ESTRATTO FORNITO ▸

* * *

Violenza nazista sui clandestini, parola di spastico

Il mio solito vecchio amico, spastico dalla nascita,1 mi faceva notare un aspetto particolare riguardo alla recente legge che definisce reato l’essere clandestino. È un aspetto che nessuno – mi pare – ha finora colto.

Trascrivo qui in corsivo quanto lui mi ha detto.

Non essere capito è un po’ la storia della mia vita. Il primo ricordo che posseggo di me è il ritrovamento del mio succhiotto. Ebbene ritrovai il succhiotto messo da me stesso in uno spazio sotto il tavolo da cucina, in un luogo dove solo io piccolo bambino potevo accedere. L’avevo dimenticato lì e lì l’ho ritrovai. Felice lo mostrai a mia madre, che da giorni lo stava disperatamente cercando insieme a mio padre. Dopo anni mio padre disse che solo allora aveva capito che non ero “scemo”.

A scuola, il primo giorno, la Direttrice Didattica e tutti i maestri (eccetto uno) non mi volevano prendere in classe, perché anche loro pensavano che fossi … no, loro non dissero quella parola, ma la pensarono e cercarono di metterla in pratica (temo che con le leggi attuali sull’ “inserimento” ci sarebbero riusciti). Dopo tre mesi con quel grande caro maestro vinsi un concorso di poesia per bambini, cosa che spinse la prima maestra a dire a mia madre che ora poteva prendermi. Fu il primo concorso a … titolo (non tanto quello acquisito, quanto quello perduto) di tutti quelli che mi è toccato vincere. Naturalmente mia madre rimandò al mittente la proposta della maestra.

Gli episodi potrebbero continuare. Una cosa è certa: per chi nasce in certo qual modo clandestino della normalità, gli esami sono continui, quotidiani, implacabili. Se uno non li trasforma un po’ in gioco e non diventa l’abile artista di quel gioco, non può non soccombere, dando così conferma all’ipotesi iniziale degli esaminatori, anzi divenendone complice. Sono esami alla rovescia: l’esaminando deve mostrare non tanto di essere, quanto di non essere; non tanto di capire lui, quanto di fare capire agli altri che hanno capito male; non tanto di essere bravo, quanto di non essere non bravo. Per chi non riesce o non può e non sa trasformarli in gioco, questi esami diventano una tortura dell’anima e della identità, scavano un abisso tra te e te stesso, poco alla volta ti uccidono. Non a caso, in molte società, il destino degli spastici è la psicosi.

Sei interrogato e giudicato non in base alle tue competenze, ma solo per la tua identità e nella tua identità, per la tua carne e nella tua carne. Sei interrogato e giudicato in nome di un pregiudizio (peraltro non riconosciuto come tale), secondo il quale tu sei non qualcuno, ma “qualcosa” e, perciò stesso, qualcosa di negativo. Già nell’interrogarti, ti giudicano; già nel giudicarti, ti colpevolizzano e ti escludono. Così facendo tu finisci con il vivere la tua carne come una colpa, una diversità negativa, un reato, il terribile reato di lesa normalità. E neppure se ne accorgono, poveretti! Neppure si rendono conto che ti stanno uccidendo. Eppure basterebbe poco: basterebbe che prima di interrogare, parlassero; prima di giudicare, ascoltassero.

* * *

VOCI DEL DATASET ▸
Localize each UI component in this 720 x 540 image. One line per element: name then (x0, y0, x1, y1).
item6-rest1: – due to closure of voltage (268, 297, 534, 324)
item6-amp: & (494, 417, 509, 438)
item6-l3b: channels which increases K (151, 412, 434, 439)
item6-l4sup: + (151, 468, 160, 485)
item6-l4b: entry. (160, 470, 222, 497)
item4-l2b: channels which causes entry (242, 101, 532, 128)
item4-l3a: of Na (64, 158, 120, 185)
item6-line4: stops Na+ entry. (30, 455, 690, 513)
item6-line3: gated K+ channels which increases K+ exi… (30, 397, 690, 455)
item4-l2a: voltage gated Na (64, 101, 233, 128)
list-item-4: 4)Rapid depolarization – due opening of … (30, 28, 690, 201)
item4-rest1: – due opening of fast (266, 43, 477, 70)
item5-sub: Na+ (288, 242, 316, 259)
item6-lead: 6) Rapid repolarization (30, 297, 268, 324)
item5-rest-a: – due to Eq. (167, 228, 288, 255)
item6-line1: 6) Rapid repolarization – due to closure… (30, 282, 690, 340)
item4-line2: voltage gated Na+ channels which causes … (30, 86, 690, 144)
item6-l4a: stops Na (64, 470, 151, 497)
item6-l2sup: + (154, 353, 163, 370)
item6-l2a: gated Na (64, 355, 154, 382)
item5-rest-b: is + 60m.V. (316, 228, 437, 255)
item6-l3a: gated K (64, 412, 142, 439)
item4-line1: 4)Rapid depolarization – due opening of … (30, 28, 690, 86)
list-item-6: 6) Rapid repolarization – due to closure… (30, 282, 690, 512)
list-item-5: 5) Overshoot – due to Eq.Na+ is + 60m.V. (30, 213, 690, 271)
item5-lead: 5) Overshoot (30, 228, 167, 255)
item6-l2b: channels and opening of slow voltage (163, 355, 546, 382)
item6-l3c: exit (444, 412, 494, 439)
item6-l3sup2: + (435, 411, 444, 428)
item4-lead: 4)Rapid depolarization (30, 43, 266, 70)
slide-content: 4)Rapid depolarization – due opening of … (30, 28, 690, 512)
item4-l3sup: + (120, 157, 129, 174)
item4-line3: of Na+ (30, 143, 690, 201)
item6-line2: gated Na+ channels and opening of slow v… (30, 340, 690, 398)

* * *

SERIE DI COMPITI ▸
(a) Rispondi a queste domande sul brano sull'amico spastico:
(i) Qual è il primo ricordo che l'amico dice di possedere di sé?
(ii) Dopo quanto tempo con "quel grande caro maestro" vinse un concorso di poesia per bambini?
(iii) Secondo il brano, qual è il destino degli spastici in molte società?
(b) Prosegui il brano sull'amico spastico a partire dalla sua ultima frase.
Il materiale riportato sopra è distinto dal brano sull'amico spastico.

RISPOSTE NUMERATE ▸
(a)
(i) Il ritrovamento del suo succhiotto.
(ii) Dopo tre mesi.
(iii) La psicosi.

(b)
È solo questione di atteggiamento e di sguardo: se l’atteggiamento e lo sguardo iniziali sono di difesa, sono la difesa, allora ogni vera parola e ogni vero ascolto saltano già in partenza. Se la normalità è difesa, allora ogni diversità è un handicap, una colpa, un reato prima che contro la legge contro il quieto vivere. Se la normalità è in difesa, allora prima o poi ci sono l’esclusione del diverso, la sua segregazione, l’espulsione; allora si apre quella via che, se aperta, sa e può giungere fino all’estremo della “soluzione finale” dello sterminio nazista o a quella della “soluzione iniziale” dell’aborto “terapeutico” (ma guai se tu, diverso e spastico, osi dire che l’aborto uccide prima ancora di lasciare nascere; guai se osi dire queste cose; guai se osi chiedere che concetto di ”terapia” ci sia davvero in gioco in un “aborto terapeutico”; guai se osi chiedere che “terapia” sia, di chi sia la “terapia” e da che cosa). So quanto sia difficile vederlo e pensarlo, eppure è soltanto questione di sguardo e di atteggiamento, di come lo sguardo è dato e di come l’atteggiamento in-tende l’altro: se lo sguardo e l’atteggiamento sono di difesa, prima o poi si apre la strada dell’inferno. Non vedono, non sanno, non pensano che uno sguardo o un atteggiamento possono uccidere più e prima di una legge. Non sanno che le leggi e le polizie vengono dopo, soltanto dopo, come conseguenza degli sguardi e degli atteggiamenti, come loro legittimazione, come loro trasformazione in dovere civile.

Ecco, io credo che per i clandestini succeda la stessa cosa. Succede loro già adesso davanti ai nostri sguardi e ai nostri atteggiamenti più o meno consciamente o volutamente in difesa, più o meno consciamente o volutamente razzisti. Succederà ancora di più con questa legge, che caricherà i nostri sguardi e i nostri atteggiamenti dell’ulteriore patina di indifferente e scontato formalismo legale o di prevaricante e doveroso fervore poliziesco. A chi li interrogherà dovranno dire non che sono uomini e donne, ma che non sono clandestini. Succederà anche per chi non è clandestino. È questo che non viene colto: anche se uno solo è guardato e giudicato per ciò che non è, tutti sono guardati e giudicato come colpevoli e ogni umanità diventa un reato.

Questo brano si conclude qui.